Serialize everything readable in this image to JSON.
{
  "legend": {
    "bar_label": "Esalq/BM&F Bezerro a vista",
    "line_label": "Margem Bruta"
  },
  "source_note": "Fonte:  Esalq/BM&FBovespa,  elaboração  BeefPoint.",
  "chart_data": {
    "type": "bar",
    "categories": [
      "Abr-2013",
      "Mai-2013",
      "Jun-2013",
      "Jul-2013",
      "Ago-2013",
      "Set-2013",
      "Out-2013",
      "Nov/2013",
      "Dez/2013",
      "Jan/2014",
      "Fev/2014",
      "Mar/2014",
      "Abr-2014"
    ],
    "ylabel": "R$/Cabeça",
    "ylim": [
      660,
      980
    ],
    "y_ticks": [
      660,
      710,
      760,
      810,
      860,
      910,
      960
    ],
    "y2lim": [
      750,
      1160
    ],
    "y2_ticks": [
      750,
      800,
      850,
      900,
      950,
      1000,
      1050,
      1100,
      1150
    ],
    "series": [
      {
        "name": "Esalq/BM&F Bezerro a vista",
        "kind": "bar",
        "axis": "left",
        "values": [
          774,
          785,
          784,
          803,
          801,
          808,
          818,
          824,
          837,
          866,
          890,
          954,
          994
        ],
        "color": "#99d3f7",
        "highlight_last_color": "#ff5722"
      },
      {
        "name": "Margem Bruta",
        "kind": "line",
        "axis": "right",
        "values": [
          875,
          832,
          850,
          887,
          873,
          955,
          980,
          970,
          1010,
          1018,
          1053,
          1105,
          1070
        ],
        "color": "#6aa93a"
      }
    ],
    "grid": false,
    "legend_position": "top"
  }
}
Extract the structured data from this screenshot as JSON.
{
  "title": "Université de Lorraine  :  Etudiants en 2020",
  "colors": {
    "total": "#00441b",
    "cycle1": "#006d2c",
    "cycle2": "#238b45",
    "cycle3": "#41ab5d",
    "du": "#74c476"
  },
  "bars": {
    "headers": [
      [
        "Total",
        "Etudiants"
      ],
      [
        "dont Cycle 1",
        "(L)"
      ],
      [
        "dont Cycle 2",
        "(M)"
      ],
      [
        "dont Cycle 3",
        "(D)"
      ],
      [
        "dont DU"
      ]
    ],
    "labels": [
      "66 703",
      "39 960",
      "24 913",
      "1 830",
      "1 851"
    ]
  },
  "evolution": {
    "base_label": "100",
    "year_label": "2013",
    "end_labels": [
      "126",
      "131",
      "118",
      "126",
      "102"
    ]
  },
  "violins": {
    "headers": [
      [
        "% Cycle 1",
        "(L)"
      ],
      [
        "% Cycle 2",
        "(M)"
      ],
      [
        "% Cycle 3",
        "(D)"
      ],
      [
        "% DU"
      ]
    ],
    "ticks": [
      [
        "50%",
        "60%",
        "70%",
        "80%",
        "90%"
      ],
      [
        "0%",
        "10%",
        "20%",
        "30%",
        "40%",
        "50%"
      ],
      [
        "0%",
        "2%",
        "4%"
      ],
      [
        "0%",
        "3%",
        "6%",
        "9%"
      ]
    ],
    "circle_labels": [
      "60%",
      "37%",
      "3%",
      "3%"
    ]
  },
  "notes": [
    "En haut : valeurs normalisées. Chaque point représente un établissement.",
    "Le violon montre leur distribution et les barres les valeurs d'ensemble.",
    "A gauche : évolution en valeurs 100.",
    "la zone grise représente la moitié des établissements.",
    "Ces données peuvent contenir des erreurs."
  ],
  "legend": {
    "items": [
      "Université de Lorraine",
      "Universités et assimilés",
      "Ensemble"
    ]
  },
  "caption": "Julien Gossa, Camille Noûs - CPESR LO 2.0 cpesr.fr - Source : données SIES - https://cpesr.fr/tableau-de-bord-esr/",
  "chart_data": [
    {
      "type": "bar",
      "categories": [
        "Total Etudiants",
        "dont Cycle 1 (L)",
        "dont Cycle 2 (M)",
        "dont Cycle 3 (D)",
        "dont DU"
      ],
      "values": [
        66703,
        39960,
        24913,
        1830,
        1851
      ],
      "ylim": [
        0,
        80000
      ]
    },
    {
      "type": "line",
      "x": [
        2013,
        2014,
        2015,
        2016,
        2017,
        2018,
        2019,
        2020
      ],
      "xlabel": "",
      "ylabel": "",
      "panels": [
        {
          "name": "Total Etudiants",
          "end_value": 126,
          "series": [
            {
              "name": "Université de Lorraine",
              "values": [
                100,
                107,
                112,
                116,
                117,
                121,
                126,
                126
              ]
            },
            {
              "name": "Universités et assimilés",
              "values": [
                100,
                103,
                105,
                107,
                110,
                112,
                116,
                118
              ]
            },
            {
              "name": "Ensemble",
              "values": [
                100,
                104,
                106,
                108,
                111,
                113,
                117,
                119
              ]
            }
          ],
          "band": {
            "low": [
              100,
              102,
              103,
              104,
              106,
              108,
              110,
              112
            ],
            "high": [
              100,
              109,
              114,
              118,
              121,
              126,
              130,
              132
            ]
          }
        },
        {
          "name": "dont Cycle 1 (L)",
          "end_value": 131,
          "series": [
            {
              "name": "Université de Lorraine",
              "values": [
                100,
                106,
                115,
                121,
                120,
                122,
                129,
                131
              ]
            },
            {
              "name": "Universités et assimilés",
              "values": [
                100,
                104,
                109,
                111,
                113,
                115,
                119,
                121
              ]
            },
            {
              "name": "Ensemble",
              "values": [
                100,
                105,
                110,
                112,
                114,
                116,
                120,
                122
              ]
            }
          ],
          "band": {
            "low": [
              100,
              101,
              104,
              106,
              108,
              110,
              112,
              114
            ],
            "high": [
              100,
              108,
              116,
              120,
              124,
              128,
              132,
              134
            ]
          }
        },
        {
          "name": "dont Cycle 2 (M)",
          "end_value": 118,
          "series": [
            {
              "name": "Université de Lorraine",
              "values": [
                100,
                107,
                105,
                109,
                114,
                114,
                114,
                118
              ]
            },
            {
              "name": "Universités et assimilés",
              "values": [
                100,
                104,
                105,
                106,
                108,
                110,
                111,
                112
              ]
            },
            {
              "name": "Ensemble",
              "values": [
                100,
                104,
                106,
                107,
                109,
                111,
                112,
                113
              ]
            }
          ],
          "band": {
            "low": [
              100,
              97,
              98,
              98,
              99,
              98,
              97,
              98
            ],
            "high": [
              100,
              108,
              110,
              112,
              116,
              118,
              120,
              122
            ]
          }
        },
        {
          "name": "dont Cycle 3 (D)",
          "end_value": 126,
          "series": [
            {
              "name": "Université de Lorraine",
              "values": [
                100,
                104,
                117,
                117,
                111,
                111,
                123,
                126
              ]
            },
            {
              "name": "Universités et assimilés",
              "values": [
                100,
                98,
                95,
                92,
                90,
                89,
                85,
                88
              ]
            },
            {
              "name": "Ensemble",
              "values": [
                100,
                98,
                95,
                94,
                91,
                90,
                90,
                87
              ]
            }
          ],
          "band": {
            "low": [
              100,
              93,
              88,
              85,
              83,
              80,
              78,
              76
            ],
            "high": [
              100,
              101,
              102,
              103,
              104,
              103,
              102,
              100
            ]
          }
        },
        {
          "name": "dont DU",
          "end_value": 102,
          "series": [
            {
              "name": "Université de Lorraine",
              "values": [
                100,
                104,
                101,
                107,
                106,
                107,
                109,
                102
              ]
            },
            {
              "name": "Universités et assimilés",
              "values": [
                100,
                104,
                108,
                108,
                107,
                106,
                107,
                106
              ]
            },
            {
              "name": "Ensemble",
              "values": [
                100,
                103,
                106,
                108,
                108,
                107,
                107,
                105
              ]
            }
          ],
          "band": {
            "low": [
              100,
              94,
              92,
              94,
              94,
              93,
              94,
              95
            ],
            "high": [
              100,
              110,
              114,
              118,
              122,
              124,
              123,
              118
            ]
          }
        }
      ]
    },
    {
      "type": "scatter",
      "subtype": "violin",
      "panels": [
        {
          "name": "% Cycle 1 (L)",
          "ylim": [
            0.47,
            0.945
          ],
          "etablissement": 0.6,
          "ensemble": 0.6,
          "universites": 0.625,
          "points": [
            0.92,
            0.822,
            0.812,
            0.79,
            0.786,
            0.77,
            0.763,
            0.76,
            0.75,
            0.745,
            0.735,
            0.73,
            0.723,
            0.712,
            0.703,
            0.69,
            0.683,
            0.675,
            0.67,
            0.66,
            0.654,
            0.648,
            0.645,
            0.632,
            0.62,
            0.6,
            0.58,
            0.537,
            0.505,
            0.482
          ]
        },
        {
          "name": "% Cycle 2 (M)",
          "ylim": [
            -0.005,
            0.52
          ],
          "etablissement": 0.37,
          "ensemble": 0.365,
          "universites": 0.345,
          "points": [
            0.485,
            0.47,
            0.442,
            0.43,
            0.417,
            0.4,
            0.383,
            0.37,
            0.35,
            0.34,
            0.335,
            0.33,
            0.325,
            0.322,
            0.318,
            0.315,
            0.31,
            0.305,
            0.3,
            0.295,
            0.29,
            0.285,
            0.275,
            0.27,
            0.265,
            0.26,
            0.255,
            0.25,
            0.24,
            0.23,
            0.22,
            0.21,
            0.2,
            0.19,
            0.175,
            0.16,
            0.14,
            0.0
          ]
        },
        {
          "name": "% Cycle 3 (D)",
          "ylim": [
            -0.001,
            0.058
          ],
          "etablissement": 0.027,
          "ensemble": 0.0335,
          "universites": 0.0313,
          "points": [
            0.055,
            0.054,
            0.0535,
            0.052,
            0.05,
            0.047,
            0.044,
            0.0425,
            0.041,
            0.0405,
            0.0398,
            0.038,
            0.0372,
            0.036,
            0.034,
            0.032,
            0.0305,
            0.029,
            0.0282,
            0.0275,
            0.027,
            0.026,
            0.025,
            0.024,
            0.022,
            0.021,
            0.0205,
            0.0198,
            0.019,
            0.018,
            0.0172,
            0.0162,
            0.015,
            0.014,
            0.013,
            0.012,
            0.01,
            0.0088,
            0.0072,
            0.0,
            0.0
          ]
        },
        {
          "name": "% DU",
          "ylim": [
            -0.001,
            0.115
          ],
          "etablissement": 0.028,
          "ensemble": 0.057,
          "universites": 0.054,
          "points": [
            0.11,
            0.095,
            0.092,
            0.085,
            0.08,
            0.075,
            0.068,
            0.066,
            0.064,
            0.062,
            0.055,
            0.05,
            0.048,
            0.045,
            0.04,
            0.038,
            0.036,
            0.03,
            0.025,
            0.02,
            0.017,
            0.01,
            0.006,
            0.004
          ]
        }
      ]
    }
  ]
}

····················

> _What you should do_
Write out each line of the data that holds the string "universites".

> _Output for this exercise_
          "universites": 0.625,
          "universites": 0.345,
          "universites": 0.0313,
          "universites": 0.054,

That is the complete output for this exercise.